-------- Extract

Selecting Text That Enhances Rigor: Often the term rigor is associated with assigning students more and harder work, as well as a means of assigning work that is harsh and inflexible. However, I decided that rigor would be the converse for the participants. I took an intentional approach to select text that was ambiguous, provocative, social emotional challenging, and paradoxical. These various text allowed the young men to think for themselves and seek to larger connections. Allen (2012) noted that academic rigor should encourage students to create their own meaning out of what they read and allows student to integrate what they learned to new and novel situations. Therefore, the selection of text such as I Too (Langston Hughes), Dear Basketball (Kobe Bryant), Learning to Read (Malcolm X), and What Is Your Life’s Blueprint (Dr. Martin Luther King Jr.) required the young men to actively engage with the text through reading, writing, and critically thinking about the problems, ideas, and themes.
The Power Relationships and High Expectations: I approached this program looking at the glass half full. My optimism is based on the core belief that as an educator if we create a safe learning environment based on establishing positive relationships and setting high expectations then students will thrive. This philosophy was the foundation of the work and established through student centered instructional approach, consistent weekly sessions, Sunday night check-ins, daily affirmations, and team building activities. As well, the staff and participants rallied around the mantra “ALL IN”. This phrase established a collective consciousness and forged a bond that we all were committed to reading the text, actively participating in the sessions, and showcasing our best work.
Facilitator is the Key Variable to Success: The facilitators that lead the sessions were a perfect example of the transformative power of an effective teacher, one that established positive relationships, has an enthusiasm for teaching and learning, and inspires students to share their voice. The program featured a talented cohort of men that have an extraordinary track record of mentoring young men notably Tommy Reamon Jr., Owner City on My Chest Clothing Line; Antoine Bethea, NFL Professional Football Player (New York Giants); Dr. Marcellus Harris III, Newport News City Councilman; and Vernon Woodard, Educator Newport News Public Schools. Each of these men used their influence to meet students where they were and empowered them to achieve their full potential.

----------------

• Activity: Reproduce the portion of the reading program reflection that opens with the words "The Power Relationships" and closes with "our best work.".

-------- Provided information

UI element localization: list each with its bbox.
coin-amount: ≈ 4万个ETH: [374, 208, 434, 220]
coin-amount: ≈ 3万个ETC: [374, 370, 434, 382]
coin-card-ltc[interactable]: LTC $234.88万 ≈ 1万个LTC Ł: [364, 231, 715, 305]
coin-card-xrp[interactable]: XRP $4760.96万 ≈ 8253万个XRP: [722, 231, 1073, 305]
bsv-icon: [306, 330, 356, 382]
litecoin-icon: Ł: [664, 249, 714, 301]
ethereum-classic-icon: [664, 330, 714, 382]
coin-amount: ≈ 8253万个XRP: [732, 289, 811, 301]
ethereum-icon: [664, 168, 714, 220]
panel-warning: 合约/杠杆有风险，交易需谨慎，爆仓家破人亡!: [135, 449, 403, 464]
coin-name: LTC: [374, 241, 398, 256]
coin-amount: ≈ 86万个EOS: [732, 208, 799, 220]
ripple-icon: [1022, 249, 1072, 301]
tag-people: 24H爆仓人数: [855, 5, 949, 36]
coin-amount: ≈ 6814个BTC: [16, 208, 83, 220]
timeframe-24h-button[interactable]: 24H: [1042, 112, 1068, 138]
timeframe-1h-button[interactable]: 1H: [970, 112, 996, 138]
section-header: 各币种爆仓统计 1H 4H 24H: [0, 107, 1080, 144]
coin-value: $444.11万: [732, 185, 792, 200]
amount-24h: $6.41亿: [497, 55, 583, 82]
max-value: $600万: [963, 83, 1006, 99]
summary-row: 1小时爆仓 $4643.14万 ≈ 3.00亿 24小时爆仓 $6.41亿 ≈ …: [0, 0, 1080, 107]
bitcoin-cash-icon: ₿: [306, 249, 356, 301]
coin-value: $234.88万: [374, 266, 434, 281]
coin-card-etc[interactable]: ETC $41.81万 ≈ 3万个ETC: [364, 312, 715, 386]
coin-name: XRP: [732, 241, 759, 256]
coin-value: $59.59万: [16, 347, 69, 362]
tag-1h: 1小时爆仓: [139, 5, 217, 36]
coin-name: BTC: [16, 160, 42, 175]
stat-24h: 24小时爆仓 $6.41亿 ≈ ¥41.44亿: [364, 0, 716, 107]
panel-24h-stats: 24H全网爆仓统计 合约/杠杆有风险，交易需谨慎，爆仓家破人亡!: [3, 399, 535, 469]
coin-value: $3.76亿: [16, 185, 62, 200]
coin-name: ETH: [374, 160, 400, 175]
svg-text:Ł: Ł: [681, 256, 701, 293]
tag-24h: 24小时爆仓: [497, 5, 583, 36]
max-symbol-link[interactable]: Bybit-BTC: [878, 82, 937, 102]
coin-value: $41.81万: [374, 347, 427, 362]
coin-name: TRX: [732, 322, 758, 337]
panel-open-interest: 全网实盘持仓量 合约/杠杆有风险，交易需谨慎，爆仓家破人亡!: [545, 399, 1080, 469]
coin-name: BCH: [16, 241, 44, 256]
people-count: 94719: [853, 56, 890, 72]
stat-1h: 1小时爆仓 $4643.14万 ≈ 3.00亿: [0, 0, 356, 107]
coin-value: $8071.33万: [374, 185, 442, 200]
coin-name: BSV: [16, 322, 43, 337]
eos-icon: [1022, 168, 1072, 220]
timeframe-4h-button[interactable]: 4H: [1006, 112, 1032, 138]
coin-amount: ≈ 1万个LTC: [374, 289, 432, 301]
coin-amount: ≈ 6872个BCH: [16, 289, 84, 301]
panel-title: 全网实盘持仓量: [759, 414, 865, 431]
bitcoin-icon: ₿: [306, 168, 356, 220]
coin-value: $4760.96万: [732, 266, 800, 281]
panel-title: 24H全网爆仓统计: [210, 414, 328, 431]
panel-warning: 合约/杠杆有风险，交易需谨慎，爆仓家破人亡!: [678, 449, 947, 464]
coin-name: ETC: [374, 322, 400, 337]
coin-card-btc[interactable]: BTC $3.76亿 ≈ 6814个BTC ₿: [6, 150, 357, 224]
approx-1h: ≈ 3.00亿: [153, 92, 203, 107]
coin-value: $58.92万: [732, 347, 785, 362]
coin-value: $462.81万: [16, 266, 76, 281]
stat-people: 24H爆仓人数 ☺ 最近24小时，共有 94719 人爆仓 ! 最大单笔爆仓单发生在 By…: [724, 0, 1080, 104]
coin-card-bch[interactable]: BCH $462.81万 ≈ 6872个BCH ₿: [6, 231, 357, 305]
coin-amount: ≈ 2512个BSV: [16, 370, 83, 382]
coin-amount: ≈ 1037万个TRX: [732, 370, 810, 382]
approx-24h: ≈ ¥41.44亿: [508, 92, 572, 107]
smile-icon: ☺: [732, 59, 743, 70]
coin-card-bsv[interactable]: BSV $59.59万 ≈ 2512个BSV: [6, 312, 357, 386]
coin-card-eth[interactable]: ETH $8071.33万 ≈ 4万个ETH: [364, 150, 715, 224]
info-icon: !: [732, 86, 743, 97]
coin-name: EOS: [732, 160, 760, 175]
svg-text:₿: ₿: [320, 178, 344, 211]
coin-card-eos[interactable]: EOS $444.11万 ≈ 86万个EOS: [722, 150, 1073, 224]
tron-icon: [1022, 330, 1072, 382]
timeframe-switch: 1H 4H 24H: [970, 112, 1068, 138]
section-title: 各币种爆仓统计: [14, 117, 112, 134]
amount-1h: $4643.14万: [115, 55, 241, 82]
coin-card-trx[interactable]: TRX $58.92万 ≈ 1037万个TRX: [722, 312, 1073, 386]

----------------

• Solution to this exercise:
The Power Relationships and High Expectations: I approached this program looking at the glass half full. My optimism is based on the core belief that as an educator if we create a safe learning environment based on establishing positive relationships and setting high expectations then students will thrive. This philosophy was the foundation of the work and established through student centered instructional approach, consistent weekly sessions, Sunday night check-ins, daily affirmations, and team building activities. As well, the staff and participants rallied around the mantra “ALL IN”. This phrase established a collective consciousness and forged a bond that we all were committed to reading the text, actively participating in the sessions, and showcasing our best work.